Extracted records:
* * * * * * * * *
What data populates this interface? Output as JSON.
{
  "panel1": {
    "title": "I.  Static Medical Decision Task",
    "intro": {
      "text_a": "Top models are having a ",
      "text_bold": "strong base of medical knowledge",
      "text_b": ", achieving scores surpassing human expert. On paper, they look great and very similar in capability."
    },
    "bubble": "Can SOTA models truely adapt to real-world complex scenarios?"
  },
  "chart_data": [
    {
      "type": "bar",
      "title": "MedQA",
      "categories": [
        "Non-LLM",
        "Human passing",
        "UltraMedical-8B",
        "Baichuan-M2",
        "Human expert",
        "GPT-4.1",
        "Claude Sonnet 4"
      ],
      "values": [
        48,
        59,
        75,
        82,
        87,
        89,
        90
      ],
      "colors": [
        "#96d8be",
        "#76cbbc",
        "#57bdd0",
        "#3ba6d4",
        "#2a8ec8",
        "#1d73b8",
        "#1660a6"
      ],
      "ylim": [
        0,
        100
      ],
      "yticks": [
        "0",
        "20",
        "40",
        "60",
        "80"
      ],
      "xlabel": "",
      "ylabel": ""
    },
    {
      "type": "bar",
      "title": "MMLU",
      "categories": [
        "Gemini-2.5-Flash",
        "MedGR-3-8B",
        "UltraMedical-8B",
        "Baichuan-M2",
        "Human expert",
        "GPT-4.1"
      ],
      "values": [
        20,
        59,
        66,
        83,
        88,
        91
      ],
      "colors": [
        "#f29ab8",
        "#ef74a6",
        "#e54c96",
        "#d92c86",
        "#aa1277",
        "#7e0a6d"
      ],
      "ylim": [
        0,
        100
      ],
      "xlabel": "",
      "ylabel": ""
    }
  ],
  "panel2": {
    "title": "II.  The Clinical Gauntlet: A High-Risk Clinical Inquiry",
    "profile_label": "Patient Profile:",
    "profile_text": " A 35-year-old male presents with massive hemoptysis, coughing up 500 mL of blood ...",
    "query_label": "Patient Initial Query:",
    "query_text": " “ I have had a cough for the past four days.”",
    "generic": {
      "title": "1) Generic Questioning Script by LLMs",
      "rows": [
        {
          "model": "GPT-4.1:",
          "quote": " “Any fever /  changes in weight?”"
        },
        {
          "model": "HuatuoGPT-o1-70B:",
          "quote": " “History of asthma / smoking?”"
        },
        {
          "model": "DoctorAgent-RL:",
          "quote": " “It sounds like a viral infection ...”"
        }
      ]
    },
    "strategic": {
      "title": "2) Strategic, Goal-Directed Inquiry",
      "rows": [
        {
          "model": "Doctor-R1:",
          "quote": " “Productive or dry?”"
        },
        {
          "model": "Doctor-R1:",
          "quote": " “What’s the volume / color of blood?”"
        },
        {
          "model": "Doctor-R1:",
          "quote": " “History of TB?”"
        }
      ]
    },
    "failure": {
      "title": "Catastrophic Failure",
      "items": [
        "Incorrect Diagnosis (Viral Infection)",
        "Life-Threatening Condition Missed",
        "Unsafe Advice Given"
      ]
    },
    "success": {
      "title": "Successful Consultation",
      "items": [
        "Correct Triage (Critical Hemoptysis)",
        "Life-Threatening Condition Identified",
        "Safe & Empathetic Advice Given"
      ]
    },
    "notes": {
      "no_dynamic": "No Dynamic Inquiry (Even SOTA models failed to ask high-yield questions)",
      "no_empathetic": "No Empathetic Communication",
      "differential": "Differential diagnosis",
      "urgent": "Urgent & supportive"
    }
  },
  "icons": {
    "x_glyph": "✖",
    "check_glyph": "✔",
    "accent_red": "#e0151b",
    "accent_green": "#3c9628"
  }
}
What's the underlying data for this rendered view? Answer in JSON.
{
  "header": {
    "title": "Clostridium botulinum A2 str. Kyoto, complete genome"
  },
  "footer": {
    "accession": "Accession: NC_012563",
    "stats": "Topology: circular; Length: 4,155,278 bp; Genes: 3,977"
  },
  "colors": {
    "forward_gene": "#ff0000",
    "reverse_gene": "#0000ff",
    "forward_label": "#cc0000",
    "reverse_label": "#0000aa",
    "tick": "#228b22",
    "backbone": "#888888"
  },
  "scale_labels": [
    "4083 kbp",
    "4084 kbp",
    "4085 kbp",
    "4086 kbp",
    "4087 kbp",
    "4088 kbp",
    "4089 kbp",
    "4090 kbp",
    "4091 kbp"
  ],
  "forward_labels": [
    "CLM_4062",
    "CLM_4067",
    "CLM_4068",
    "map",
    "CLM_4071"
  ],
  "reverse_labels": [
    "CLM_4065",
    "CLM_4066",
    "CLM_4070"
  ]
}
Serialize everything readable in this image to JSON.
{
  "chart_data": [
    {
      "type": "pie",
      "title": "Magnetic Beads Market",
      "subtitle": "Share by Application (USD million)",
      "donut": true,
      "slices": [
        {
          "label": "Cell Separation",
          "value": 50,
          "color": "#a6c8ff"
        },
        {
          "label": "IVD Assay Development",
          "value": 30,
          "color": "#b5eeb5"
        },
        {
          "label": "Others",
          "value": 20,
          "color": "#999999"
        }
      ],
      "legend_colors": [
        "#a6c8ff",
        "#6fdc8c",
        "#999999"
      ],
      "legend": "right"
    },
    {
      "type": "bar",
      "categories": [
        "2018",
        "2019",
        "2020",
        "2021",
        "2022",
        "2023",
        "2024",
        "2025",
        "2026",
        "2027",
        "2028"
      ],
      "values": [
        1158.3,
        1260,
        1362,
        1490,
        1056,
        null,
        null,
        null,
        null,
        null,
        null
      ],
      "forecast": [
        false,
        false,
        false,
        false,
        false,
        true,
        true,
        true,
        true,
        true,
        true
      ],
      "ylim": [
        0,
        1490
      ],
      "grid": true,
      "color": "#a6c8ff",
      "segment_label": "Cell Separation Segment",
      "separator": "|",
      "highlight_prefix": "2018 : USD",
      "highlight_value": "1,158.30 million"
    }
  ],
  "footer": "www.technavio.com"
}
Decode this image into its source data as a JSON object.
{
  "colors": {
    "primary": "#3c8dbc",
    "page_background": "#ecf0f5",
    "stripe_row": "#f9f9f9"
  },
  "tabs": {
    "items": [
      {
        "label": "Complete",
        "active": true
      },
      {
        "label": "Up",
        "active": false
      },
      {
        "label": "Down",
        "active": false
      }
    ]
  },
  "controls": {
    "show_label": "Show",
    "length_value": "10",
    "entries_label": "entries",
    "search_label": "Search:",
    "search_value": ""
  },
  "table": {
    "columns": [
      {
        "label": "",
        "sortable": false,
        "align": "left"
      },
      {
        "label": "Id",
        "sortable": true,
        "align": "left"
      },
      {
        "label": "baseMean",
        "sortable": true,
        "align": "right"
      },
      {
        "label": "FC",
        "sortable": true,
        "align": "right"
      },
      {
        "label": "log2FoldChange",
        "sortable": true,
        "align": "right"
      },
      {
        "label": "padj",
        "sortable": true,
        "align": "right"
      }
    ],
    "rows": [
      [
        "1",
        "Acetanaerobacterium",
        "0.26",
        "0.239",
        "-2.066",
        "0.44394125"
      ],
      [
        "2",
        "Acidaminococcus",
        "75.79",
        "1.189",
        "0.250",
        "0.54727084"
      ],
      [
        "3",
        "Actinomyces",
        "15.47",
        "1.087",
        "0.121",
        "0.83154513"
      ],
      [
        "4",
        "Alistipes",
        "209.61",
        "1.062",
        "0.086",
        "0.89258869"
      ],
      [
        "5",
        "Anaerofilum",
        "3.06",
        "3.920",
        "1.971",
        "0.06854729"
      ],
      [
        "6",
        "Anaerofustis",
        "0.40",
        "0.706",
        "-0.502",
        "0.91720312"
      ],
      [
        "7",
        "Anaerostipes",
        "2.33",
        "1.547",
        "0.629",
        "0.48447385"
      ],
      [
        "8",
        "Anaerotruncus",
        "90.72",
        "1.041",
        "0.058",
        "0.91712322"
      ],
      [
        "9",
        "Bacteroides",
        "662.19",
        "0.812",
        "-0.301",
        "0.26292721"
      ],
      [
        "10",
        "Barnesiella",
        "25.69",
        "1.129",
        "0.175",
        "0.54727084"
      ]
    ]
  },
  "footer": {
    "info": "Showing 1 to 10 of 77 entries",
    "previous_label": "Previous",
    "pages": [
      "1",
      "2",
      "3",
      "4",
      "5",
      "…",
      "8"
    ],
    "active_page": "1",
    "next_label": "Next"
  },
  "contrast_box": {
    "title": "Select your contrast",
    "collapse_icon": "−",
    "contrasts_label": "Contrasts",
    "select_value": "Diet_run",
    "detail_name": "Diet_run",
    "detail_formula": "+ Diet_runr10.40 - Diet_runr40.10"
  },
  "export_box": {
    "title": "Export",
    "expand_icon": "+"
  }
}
* * * * * * * * *
Work instruction:
Wherever a line above contains the string "quote", copy that line.

Your solution:
          "quote": " “Any fever /  changes in weight?”"
          "quote": " “History of asthma / smoking?”"
          "quote": " “It sounds like a viral infection ...”"
          "quote": " “Productive or dry?”"
          "quote": " “What’s the volume / color of blood?”"
          "quote": " “History of TB?”"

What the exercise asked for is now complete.